== Collected data ==
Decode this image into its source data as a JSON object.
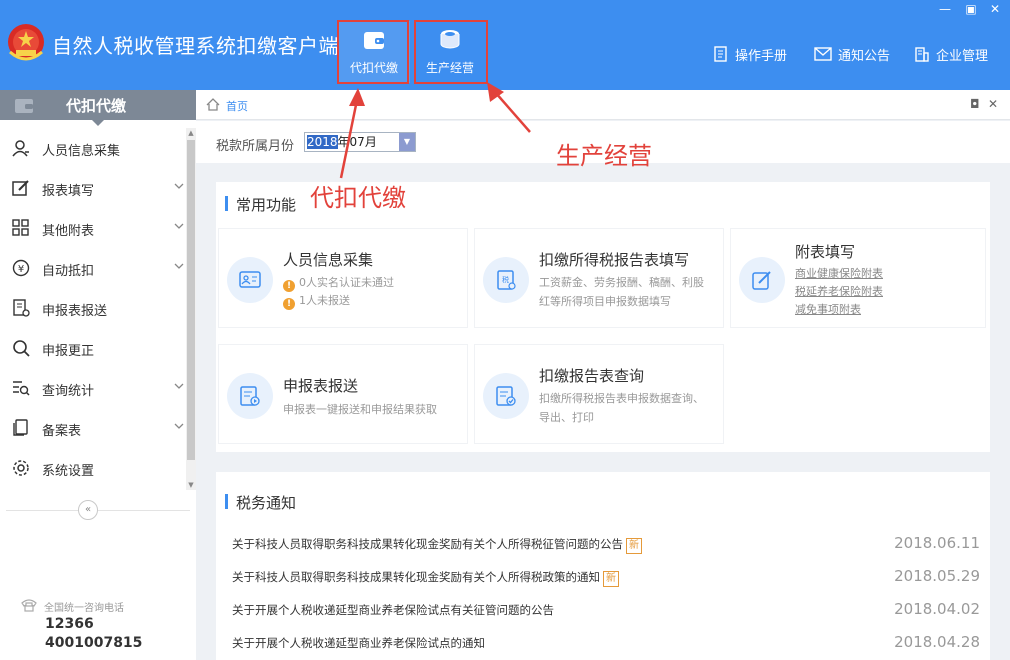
{
  "app": {
    "title": "自然人税收管理系统扣缴客户端"
  },
  "module_tabs": [
    {
      "label": "代扣代缴",
      "icon": "wallet-icon"
    },
    {
      "label": "生产经营",
      "icon": "coins-icon"
    }
  ],
  "top_links": [
    {
      "label": "操作手册",
      "icon": "manual-icon"
    },
    {
      "label": "通知公告",
      "icon": "mail-icon"
    },
    {
      "label": "企业管理",
      "icon": "building-icon"
    }
  ],
  "sidebar": {
    "header": "代扣代缴",
    "items": [
      {
        "label": "人员信息采集",
        "icon": "person-icon"
      },
      {
        "label": "报表填写",
        "icon": "edit-icon"
      },
      {
        "label": "其他附表",
        "icon": "grid-icon"
      },
      {
        "label": "自动抵扣",
        "icon": "yen-circle-icon"
      },
      {
        "label": "申报表报送",
        "icon": "report-send-icon"
      },
      {
        "label": "申报更正",
        "icon": "search-icon"
      },
      {
        "label": "查询统计",
        "icon": "list-search-icon"
      },
      {
        "label": "备案表",
        "icon": "files-icon"
      },
      {
        "label": "系统设置",
        "icon": "gear-icon"
      }
    ],
    "hotline_label": "全国统一咨询电话",
    "hotline_numbers": [
      "12366",
      "4001007815"
    ]
  },
  "breadcrumb": {
    "home": "首页"
  },
  "period": {
    "label": "税款所属月份",
    "year": "2018",
    "rest": "年07月"
  },
  "common_functions": {
    "title": "常用功能",
    "cards": [
      {
        "title": "人员信息采集",
        "lines": [
          "0人实名认证未通过",
          "1人未报送"
        ]
      },
      {
        "title": "扣缴所得税报告表填写",
        "lines": [
          "工资薪金、劳务报酬、稿酬、利股",
          "红等所得项目申报数据填写"
        ]
      },
      {
        "title": "附表填写",
        "links": [
          "商业健康保险附表",
          "税延养老保险附表",
          "减免事项附表"
        ]
      },
      {
        "title": "申报表报送",
        "lines": [
          "申报表一键报送和申报结果获取"
        ]
      },
      {
        "title": "扣缴报告表查询",
        "lines": [
          "扣缴所得税报告表申报数据查询、",
          "导出、打印"
        ]
      }
    ]
  },
  "tax_notices": {
    "title": "税务通知",
    "new_label": "新",
    "items": [
      {
        "text": "关于科技人员取得职务科技成果转化现金奖励有关个人所得税征管问题的公告",
        "date": "2018.06.11",
        "is_new": true
      },
      {
        "text": "关于科技人员取得职务科技成果转化现金奖励有关个人所得税政策的通知",
        "date": "2018.05.29",
        "is_new": true
      },
      {
        "text": "关于开展个人税收递延型商业养老保险试点有关征管问题的公告",
        "date": "2018.04.02",
        "is_new": false
      },
      {
        "text": "关于开展个人税收递延型商业养老保险试点的通知",
        "date": "2018.04.28",
        "is_new": false
      }
    ]
  },
  "annotations": [
    "代扣代缴",
    "生产经营"
  ],
  "colors": {
    "header": "#3d8ef0",
    "accent_red": "#e2423b",
    "badge": "#e59a3a"
  }
}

== Work to be completed ==
Pick each line holding the word "text" out of the listing.

== Solution to this task ==
        "text": "关于科技人员取得职务科技成果转化现金奖励有关个人所得税征管问题的公告",
        "text": "关于科技人员取得职务科技成果转化现金奖励有关个人所得税政策的通知",
        "text": "关于开展个人税收递延型商业养老保险试点有关征管问题的公告",
        "text": "关于开展个人税收递延型商业养老保险试点的通知",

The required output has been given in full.